Records provided>
↓
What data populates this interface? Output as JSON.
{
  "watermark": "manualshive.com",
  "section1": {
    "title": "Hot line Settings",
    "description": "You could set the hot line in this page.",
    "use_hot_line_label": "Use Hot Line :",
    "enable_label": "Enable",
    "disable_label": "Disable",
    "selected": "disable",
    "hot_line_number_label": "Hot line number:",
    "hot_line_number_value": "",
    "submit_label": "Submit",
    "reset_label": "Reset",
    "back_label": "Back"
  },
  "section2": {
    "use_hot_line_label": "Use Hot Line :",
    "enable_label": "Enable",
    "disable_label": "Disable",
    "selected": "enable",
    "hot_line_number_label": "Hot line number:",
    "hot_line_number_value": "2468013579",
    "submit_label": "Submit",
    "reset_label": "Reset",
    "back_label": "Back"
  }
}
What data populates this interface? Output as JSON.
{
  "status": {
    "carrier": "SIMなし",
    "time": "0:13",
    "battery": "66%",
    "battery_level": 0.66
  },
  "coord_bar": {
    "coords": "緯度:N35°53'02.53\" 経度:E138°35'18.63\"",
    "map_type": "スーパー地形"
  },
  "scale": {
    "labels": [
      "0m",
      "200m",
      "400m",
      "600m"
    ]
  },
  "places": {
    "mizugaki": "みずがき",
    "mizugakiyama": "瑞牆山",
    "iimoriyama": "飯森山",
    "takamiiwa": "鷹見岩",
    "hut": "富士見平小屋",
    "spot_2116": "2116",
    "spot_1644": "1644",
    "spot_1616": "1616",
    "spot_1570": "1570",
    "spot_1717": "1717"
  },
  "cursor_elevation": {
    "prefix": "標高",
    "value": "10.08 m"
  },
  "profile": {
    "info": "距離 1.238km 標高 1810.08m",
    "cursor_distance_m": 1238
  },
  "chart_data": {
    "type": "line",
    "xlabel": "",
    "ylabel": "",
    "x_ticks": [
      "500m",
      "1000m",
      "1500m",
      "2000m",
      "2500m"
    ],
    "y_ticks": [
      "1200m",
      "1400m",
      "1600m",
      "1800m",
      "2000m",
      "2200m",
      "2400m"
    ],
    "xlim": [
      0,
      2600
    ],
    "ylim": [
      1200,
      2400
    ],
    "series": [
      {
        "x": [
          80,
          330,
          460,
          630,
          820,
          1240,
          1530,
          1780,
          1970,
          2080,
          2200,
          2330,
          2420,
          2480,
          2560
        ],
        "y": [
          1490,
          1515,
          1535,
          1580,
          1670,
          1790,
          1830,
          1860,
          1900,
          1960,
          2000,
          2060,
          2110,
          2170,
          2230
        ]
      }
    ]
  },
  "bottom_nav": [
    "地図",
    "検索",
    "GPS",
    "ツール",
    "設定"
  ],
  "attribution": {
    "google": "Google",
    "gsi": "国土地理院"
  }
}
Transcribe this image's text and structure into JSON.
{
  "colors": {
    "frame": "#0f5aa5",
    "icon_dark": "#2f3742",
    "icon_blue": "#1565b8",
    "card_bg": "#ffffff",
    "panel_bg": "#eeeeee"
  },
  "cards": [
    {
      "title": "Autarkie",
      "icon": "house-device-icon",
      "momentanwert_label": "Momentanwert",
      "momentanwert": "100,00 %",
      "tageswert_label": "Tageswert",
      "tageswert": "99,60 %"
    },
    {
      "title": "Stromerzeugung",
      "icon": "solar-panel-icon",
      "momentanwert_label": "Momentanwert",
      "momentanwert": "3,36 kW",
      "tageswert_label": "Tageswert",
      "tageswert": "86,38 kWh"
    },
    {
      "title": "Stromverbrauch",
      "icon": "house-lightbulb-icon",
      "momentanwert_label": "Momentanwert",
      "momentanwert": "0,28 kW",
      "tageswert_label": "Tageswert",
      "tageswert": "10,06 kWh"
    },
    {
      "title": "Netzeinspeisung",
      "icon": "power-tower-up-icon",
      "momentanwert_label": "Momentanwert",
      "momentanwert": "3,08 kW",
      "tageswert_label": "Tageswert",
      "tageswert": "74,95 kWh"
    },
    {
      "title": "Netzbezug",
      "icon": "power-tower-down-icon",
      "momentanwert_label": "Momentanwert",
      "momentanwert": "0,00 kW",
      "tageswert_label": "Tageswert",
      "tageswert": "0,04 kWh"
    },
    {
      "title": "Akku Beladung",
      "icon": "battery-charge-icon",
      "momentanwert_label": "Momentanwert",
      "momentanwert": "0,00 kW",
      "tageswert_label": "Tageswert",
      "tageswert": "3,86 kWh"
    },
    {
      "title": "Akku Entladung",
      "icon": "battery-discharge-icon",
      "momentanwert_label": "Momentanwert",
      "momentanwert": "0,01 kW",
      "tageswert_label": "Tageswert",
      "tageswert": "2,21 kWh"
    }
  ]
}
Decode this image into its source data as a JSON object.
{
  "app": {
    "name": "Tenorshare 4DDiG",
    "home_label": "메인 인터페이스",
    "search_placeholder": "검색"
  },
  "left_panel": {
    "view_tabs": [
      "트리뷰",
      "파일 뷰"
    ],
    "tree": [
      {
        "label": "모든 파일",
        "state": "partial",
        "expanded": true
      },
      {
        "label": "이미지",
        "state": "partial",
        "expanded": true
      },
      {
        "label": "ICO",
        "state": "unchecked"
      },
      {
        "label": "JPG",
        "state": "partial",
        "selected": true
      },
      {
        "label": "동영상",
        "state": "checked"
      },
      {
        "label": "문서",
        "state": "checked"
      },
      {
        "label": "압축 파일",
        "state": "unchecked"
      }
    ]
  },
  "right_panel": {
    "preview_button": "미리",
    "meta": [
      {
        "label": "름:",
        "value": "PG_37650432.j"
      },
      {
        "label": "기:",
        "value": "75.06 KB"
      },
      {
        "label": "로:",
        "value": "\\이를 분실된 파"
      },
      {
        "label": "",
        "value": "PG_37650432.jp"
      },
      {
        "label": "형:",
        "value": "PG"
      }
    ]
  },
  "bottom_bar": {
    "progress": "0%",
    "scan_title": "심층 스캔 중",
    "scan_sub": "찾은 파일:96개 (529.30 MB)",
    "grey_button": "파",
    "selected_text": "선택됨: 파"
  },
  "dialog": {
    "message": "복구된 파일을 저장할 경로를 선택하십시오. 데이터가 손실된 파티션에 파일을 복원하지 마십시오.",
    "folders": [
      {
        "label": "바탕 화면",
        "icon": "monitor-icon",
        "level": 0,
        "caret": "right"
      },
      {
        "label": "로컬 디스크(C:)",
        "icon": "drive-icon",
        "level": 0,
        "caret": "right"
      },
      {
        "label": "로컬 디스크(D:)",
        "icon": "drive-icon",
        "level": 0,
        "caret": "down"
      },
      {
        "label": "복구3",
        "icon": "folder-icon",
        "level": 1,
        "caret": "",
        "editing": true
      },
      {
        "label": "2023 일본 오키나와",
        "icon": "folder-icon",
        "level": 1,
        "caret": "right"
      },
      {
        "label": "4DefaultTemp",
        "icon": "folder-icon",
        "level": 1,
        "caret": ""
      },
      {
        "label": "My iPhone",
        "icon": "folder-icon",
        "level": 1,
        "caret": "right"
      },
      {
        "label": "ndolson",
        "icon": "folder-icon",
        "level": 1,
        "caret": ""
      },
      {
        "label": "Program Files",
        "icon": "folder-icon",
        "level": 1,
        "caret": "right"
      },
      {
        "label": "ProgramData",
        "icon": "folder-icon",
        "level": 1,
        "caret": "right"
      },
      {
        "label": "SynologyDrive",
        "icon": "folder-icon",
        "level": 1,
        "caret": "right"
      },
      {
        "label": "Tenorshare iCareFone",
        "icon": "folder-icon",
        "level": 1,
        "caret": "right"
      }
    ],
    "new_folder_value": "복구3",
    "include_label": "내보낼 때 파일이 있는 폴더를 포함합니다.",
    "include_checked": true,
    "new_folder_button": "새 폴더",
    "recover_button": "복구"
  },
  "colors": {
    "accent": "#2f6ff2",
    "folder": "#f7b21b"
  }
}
↑
Problem details> In the material above, show every line where the word "Akku" turns up.

The answer>
      "title": "Akku Beladung",
      "title": "Akku Entladung",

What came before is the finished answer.